WHAT IS NEEDED
Extract the data exactly, missing nothing.

[Start ROWS]

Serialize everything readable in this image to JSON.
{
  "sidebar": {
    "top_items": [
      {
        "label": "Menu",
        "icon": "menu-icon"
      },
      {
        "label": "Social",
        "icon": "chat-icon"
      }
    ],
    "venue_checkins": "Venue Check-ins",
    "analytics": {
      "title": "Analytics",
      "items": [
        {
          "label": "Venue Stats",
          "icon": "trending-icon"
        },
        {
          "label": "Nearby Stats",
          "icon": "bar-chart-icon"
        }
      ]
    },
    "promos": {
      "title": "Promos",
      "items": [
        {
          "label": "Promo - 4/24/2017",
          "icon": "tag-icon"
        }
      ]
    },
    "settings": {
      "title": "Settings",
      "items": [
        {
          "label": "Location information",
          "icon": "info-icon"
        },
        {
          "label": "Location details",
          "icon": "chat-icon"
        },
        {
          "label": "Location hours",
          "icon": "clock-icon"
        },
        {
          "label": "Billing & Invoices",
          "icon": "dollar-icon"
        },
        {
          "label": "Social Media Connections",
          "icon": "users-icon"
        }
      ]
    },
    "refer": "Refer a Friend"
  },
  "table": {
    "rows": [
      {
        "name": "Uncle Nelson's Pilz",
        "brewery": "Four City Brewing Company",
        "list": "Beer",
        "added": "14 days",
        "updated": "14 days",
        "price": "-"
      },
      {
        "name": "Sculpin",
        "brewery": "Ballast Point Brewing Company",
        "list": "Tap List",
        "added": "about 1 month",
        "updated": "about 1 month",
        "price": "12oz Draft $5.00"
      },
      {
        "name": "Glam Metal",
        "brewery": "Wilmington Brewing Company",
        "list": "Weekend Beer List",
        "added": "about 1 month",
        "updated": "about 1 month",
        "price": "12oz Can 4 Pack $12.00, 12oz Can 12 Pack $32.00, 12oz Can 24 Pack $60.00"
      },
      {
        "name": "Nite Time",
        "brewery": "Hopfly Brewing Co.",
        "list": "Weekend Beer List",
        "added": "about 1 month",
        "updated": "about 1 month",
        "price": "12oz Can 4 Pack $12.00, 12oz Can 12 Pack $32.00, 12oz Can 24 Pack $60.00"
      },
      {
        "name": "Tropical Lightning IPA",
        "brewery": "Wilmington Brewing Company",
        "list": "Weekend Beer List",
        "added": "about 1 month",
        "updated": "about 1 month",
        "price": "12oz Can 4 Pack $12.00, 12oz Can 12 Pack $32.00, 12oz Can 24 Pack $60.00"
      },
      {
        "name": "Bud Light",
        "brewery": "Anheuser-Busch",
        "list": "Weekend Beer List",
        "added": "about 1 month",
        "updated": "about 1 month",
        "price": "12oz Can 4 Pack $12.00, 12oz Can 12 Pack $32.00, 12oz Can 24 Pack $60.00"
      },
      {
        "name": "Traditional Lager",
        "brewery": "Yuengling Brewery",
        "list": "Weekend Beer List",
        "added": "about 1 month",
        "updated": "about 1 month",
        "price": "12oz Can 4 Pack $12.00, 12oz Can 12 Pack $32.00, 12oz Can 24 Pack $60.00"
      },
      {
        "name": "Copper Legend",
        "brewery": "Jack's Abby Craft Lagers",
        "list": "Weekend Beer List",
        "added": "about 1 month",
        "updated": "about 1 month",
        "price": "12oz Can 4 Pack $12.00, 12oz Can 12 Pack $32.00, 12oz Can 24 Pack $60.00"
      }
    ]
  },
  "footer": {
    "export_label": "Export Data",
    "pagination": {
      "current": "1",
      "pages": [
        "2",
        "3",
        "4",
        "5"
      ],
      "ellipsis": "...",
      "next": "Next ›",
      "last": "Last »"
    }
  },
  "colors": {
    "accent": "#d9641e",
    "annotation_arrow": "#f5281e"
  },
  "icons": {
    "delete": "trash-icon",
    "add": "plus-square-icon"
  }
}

[End ROWS]

PROBLEM SOLUTION
Serialize everything readable in this image to JSON.
{
  "sidebar": {
    "top_items": [
      {
        "label": "Menu",
        "icon": "menu-icon"
      },
      {
        "label": "Social",
        "icon": "chat-icon"
      }
    ],
    "venue_checkins": "Venue Check-ins",
    "analytics": {
      "title": "Analytics",
      "items": [
        {
          "label": "Venue Stats",
          "icon": "trending-icon"
        },
        {
          "label": "Nearby Stats",
          "icon": "bar-chart-icon"
        }
      ]
    },
    "promos": {
      "title": "Promos",
      "items": [
        {
          "label": "Promo - 4/24/2017",
          "icon": "tag-icon"
        }
      ]
    },
    "settings": {
      "title": "Settings",
      "items": [
        {
          "label": "Location information",
          "icon": "info-icon"
        },
        {
          "label": "Location details",
          "icon": "chat-icon"
        },
        {
          "label": "Location hours",
          "icon": "clock-icon"
        },
        {
          "label": "Billing & Invoices",
          "icon": "dollar-icon"
        },
        {
          "label": "Social Media Connections",
          "icon": "users-icon"
        }
      ]
    },
    "refer": "Refer a Friend"
  },
  "table": {
    "rows": [
      {
        "name": "Uncle Nelson's Pilz",
        "brewery": "Four City Brewing Company",
        "list": "Beer",
        "added": "14 days",
        "updated": "14 days",
        "price": "-"
      },
      {
        "name": "Sculpin",
        "brewery": "Ballast Point Brewing Company",
        "list": "Tap List",
        "added": "about 1 month",
        "updated": "about 1 month",
        "price": "12oz Draft $5.00"
      },
      {
        "name": "Glam Metal",
        "brewery": "Wilmington Brewing Company",
        "list": "Weekend Beer List",
        "added": "about 1 month",
        "updated": "about 1 month",
        "price": "12oz Can 4 Pack $12.00, 12oz Can 12 Pack $32.00, 12oz Can 24 Pack $60.00"
      },
      {
        "name": "Nite Time",
        "brewery": "Hopfly Brewing Co.",
        "list": "Weekend Beer List",
        "added": "about 1 month",
        "updated": "about 1 month",
        "price": "12oz Can 4 Pack $12.00, 12oz Can 12 Pack $32.00, 12oz Can 24 Pack $60.00"
      },
      {
        "name": "Tropical Lightning IPA",
        "brewery": "Wilmington Brewing Company",
        "list": "Weekend Beer List",
        "added": "about 1 month",
        "updated": "about 1 month",
        "price": "12oz Can 4 Pack $12.00, 12oz Can 12 Pack $32.00, 12oz Can 24 Pack $60.00"
      },
      {
        "name": "Bud Light",
        "brewery": "Anheuser-Busch",
        "list": "Weekend Beer List",
        "added": "about 1 month",
        "updated": "about 1 month",
        "price": "12oz Can 4 Pack $12.00, 12oz Can 12 Pack $32.00, 12oz Can 24 Pack $60.00"
      },
      {
        "name": "Traditional Lager",
        "brewery": "Yuengling Brewery",
        "list": "Weekend Beer List",
        "added": "about 1 month",
        "updated": "about 1 month",
        "price": "12oz Can 4 Pack $12.00, 12oz Can 12 Pack $32.00, 12oz Can 24 Pack $60.00"
      },
      {
        "name": "Copper Legend",
        "brewery": "Jack's Abby Craft Lagers",
        "list": "Weekend Beer List",
        "added": "about 1 month",
        "updated": "about 1 month",
        "price": "12oz Can 4 Pack $12.00, 12oz Can 12 Pack $32.00, 12oz Can 24 Pack $60.00"
      }
    ]
  },
  "footer": {
    "export_label": "Export Data",
    "pagination": {
      "current": "1",
      "pages": [
        "2",
        "3",
        "4",
        "5"
      ],
      "ellipsis": "...",
      "next": "Next ›",
      "last": "Last »"
    }
  },
  "colors": {
    "accent": "#d9641e",
    "annotation_arrow": "#f5281e"
  },
  "icons": {
    "delete": "trash-icon",
    "add": "plus-square-icon"
  }
}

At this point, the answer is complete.